### BRIEF A
Duplicate the rows from the one containing "Itemize the components" down to the one containing "input-unit-value: m/s² (65, 147, 99, 166)", including both. Omit the picture from your copy.

### TEXT SHOWN
------------------------------------------------------------------------
11 things to tweak when setting up a Windows 10 laptop


Get your new laptop set up just the way you want it. Here are 11 settings to check or change.

1. Check for updates

Microsoft releases a steady stream of Windows updates. Your new laptop checks for updates automatically, but you can check manually by going to Settings (click the gear icon above the Start button), choosing Update & Security from the left-hand column and then clicking the Check for updates button. (Or just type “updates” into the search box and click Check for updates.) You can update your laptop this way instead of waiting for updates to install the next time you shut down your laptop.

Check for updates.

Matt Elliott/CNET

2. Turn on System Restore

It’s a good idea to make sure you have established a restore point should something go sideways with your laptop on down the road. To set up a restore point, search for “restore” and then click Create a restore point. You’ll be taken to the System Protection tab of the System Properties window.

From there you can choose your main system drive (likely the C: drive) and then click the Configure button. Click the radio dial for Turn on system protection if it’s not already on. And then you can choose how much disk space to reserve for your restore points. You don’t need more than 2 or 3 percentage points.


System restore.

Matt Elliott/CNET

3. Adjust display settings

Congratulations on getting a laptop with a razor-sharp 1080p (or above) display. While your images will look incredibly crisp, text and icons may now be small and hard to read or click. Lowering the resolution won’t help because the resulting image will look fuzzy. Windows 10, however, lets you scale the size of text, icons and apps.

Right-click on the desktop and select Display settings. For Change the size of text, apps, and other items, you can select a higher percentage to increase the size of text in 25-percent increments or click Custom scaling to select your own percentage.


Display settings.
------------------------------------------------------------------------
### EXERCISE INPUTS

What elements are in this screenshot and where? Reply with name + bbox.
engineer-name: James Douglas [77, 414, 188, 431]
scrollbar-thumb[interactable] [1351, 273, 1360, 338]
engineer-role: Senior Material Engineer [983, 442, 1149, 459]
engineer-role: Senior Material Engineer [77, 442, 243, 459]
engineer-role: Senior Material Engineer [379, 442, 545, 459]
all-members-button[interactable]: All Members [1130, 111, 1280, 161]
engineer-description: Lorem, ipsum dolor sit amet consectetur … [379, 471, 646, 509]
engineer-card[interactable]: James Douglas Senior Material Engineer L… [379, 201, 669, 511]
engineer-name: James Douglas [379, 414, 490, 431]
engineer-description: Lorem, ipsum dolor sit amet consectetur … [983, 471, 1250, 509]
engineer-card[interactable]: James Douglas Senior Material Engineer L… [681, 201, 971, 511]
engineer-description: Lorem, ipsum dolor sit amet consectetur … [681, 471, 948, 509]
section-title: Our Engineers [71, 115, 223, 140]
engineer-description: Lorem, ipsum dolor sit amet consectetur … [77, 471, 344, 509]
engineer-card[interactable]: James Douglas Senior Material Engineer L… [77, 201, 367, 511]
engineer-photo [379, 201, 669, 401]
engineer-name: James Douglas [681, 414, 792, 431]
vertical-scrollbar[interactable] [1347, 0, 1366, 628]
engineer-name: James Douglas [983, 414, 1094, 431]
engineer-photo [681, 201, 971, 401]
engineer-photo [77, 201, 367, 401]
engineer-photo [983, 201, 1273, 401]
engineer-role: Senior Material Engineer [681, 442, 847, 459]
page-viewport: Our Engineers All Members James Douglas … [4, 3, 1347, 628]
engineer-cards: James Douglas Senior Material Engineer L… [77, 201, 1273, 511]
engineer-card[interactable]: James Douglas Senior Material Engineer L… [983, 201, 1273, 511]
------------------------------------------------------------------------
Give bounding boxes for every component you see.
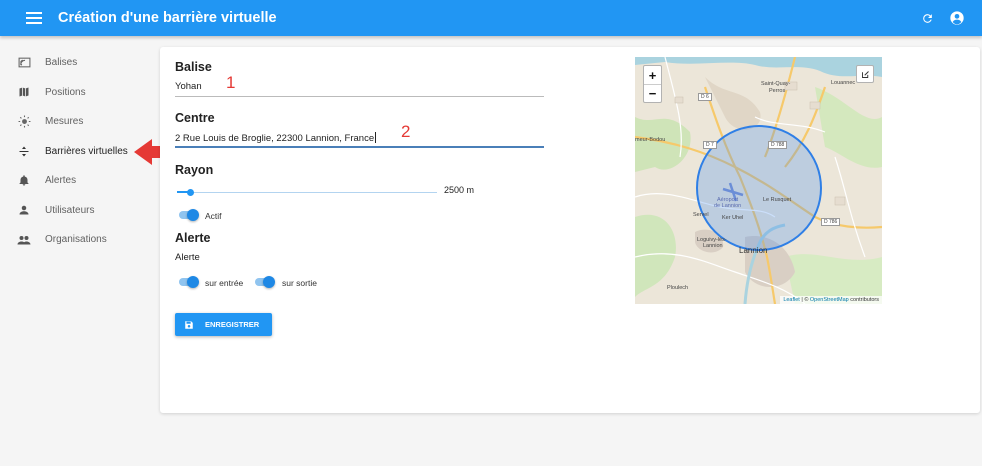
------------------------------------------------------------------------
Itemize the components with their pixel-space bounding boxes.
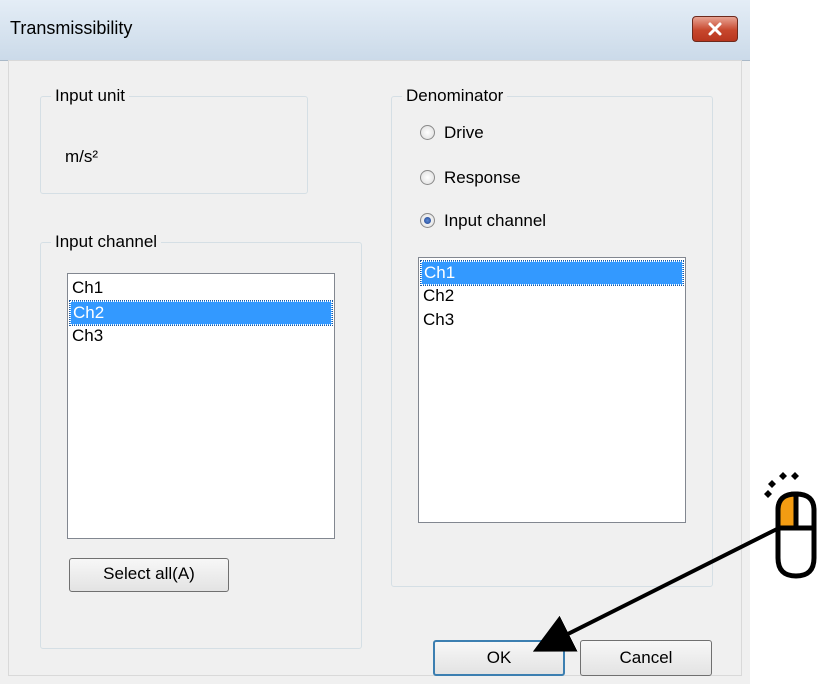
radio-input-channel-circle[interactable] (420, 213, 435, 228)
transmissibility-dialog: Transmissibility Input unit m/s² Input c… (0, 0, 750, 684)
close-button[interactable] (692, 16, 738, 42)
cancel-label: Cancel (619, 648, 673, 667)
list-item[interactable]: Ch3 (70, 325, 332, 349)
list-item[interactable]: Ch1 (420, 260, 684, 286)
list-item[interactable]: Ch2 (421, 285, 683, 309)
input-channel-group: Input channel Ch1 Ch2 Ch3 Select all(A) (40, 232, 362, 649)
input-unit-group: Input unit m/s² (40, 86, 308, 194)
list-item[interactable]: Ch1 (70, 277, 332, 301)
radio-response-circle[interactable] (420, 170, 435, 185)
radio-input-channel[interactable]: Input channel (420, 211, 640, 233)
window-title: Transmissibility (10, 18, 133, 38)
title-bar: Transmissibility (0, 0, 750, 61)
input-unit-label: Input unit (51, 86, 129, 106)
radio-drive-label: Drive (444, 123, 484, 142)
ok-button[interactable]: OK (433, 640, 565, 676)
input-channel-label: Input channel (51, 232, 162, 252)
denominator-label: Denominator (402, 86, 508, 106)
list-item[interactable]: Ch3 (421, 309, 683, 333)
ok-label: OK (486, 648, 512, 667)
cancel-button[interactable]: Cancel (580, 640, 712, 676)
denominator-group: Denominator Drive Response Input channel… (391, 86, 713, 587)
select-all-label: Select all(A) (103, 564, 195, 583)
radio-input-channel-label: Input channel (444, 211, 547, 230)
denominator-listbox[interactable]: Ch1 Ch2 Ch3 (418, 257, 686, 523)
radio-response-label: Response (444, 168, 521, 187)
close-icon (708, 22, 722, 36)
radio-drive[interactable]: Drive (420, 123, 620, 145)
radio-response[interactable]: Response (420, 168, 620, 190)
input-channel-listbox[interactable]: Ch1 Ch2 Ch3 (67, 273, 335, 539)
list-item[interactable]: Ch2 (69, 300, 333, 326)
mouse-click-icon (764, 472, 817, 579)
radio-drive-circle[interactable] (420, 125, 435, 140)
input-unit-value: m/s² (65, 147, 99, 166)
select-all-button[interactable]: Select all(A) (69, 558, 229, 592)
------------------------------------------------------------------------
### BRIEF B
Set down the passage of the Windows 10 laptop setup article from "1. Check for" down to "System Properties window.", word for word.

### TASK RESPONSE A
Itemize the components with their pixel-space bounding boxes.
radio-input-channel-circle[interactable] (420, 213, 435, 228)
transmissibility-dialog: Transmissibility Input unit m/s² Input c… (0, 0, 750, 684)
close-button[interactable] (692, 16, 738, 42)
cancel-label: Cancel (619, 648, 673, 667)
list-item[interactable]: Ch3 (70, 325, 332, 349)
list-item[interactable]: Ch1 (420, 260, 684, 286)
list-item[interactable]: Ch2 (421, 285, 683, 309)
input-channel-group: Input channel Ch1 Ch2 Ch3 Select all(A) (40, 232, 362, 649)
input-unit-group: Input unit m/s² (40, 86, 308, 194)
list-item[interactable]: Ch1 (70, 277, 332, 301)
radio-response-circle[interactable] (420, 170, 435, 185)
radio-input-channel[interactable]: Input channel (420, 211, 640, 233)
window-title: Transmissibility (10, 18, 133, 38)
title-bar: Transmissibility (0, 0, 750, 61)
input-unit-label: Input unit (51, 86, 129, 106)
radio-drive-label: Drive (444, 123, 484, 142)
ok-button[interactable]: OK (433, 640, 565, 676)
input-channel-label: Input channel (51, 232, 162, 252)
denominator-label: Denominator (402, 86, 508, 106)
list-item[interactable]: Ch3 (421, 309, 683, 333)
ok-label: OK (486, 648, 512, 667)
cancel-button[interactable]: Cancel (580, 640, 712, 676)
denominator-group: Denominator Drive Response Input channel… (391, 86, 713, 587)
select-all-label: Select all(A) (103, 564, 195, 583)
radio-input-channel-label: Input channel (444, 211, 547, 230)
denominator-listbox[interactable]: Ch1 Ch2 Ch3 (418, 257, 686, 523)
radio-response-label: Response (444, 168, 521, 187)
close-icon (708, 22, 722, 36)
radio-drive[interactable]: Drive (420, 123, 620, 145)
radio-response[interactable]: Response (420, 168, 620, 190)
input-channel-listbox[interactable]: Ch1 Ch2 Ch3 (67, 273, 335, 539)
list-item[interactable]: Ch2 (69, 300, 333, 326)
mouse-click-icon (764, 472, 817, 579)
radio-drive-circle[interactable] (420, 125, 435, 140)
input-unit-value: m/s² (65, 147, 99, 166)

### TASK RESPONSE B
1. Check for updates

Microsoft releases a steady stream of Windows updates. Your new laptop checks for updates automatically, but you can check manually by going to Settings (click the gear icon above the Start button), choosing Update & Security from the left-hand column and then clicking the Check for updates button. (Or just type “updates” into the search box and click Check for updates.) You can update your laptop this way instead of waiting for updates to install the next time you shut down your laptop.

Check for updates.

Matt Elliott/CNET

2. Turn on System Restore

It’s a good idea to make sure you have established a restore point should something go sideways with your laptop on down the road. To set up a restore point, search for “restore” and then click Create a restore point. You’ll be taken to the System Protection tab of the System Properties window.